_GIVEN RECORDS_
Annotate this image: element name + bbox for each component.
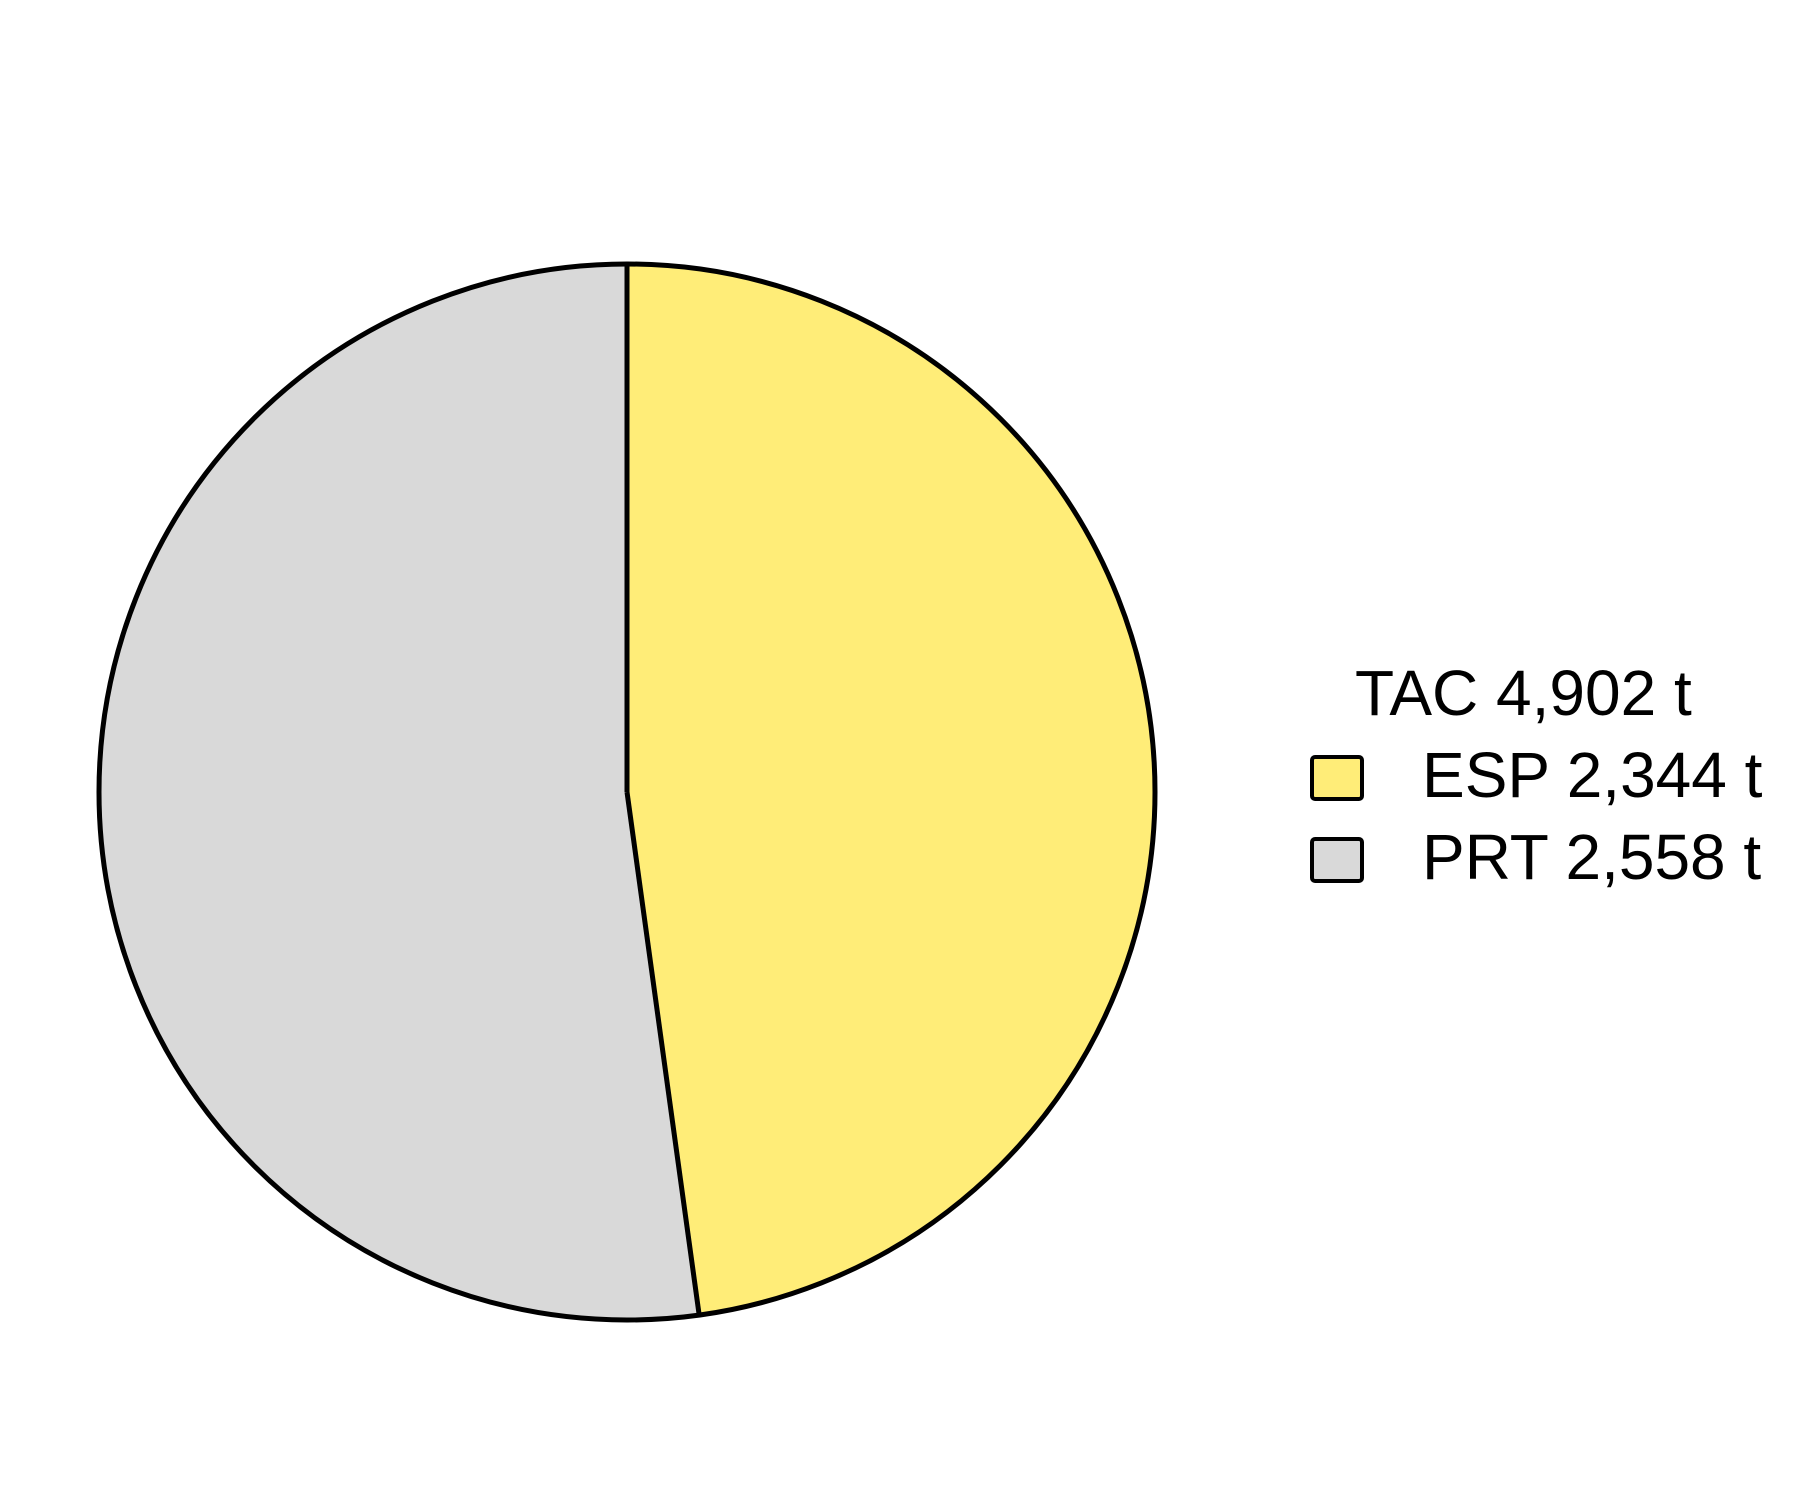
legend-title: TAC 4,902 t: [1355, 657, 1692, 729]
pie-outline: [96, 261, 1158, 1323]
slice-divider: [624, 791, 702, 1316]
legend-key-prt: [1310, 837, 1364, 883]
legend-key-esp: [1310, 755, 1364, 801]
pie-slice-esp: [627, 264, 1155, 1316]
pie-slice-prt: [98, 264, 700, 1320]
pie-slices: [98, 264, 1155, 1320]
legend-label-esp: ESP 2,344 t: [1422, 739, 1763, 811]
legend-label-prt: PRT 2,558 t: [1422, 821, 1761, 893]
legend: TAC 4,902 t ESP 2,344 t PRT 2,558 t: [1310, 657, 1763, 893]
* * *
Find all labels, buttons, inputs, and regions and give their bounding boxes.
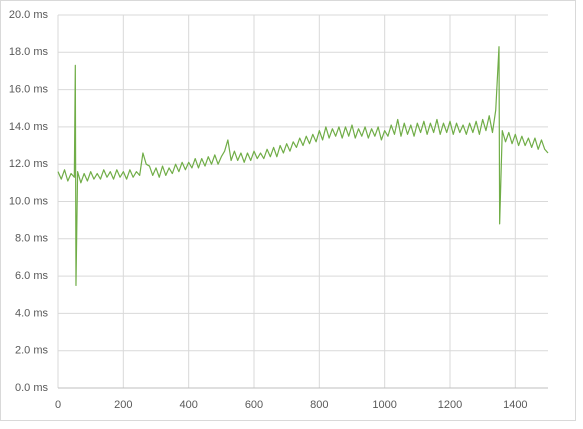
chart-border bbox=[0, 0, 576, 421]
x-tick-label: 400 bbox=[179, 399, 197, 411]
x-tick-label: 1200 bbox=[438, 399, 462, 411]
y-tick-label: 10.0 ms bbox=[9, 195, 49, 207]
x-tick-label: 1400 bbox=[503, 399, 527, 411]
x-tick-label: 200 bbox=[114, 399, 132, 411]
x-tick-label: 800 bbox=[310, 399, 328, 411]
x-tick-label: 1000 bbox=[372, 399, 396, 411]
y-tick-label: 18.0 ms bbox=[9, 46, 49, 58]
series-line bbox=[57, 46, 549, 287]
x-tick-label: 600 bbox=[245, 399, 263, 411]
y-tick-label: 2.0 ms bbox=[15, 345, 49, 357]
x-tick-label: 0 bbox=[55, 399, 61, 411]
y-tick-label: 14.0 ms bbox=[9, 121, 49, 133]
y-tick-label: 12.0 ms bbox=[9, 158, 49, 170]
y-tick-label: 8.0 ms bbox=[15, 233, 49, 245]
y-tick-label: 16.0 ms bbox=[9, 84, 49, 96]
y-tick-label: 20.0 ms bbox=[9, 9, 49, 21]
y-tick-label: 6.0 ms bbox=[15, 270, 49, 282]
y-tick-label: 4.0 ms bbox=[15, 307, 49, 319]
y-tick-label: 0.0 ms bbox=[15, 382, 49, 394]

_SHORT TASK_
Output the lines of the listing from the line with "legend-title: TAC 4,902" up to and including the line with "legend: TAC 4,902" as a Markdown table with the columns Row and Line, leaving out blank lines.

_CORRECT RESPONSE_
| Row | Line |
|---|---|
| 1 | legend-title: TAC 4,902 t: [1355, 657, 1692, 729] |
| 2 | pie-outline: [96, 261, 1158, 1323] |
| 3 | slice-divider: [624, 791, 702, 1316] |
| 4 | legend-key-prt: [1310, 837, 1364, 883] |
| 5 | legend-key-esp: [1310, 755, 1364, 801] |
| 6 | pie-slice-esp: [627, 264, 1155, 1316] |
| 7 | pie-slice-prt: [98, 264, 700, 1320] |
| 8 | pie-slices: [98, 264, 1155, 1320] |
| 9 | legend-label-esp: ESP 2,344 t: [1422, 739, 1763, 811] |
| 10 | legend-label-prt: PRT 2,558 t: [1422, 821, 1761, 893] |
| 11 | legend: TAC 4,902 t ESP 2,344 t PRT 2,558 t: [1310, 657, 1763, 893] |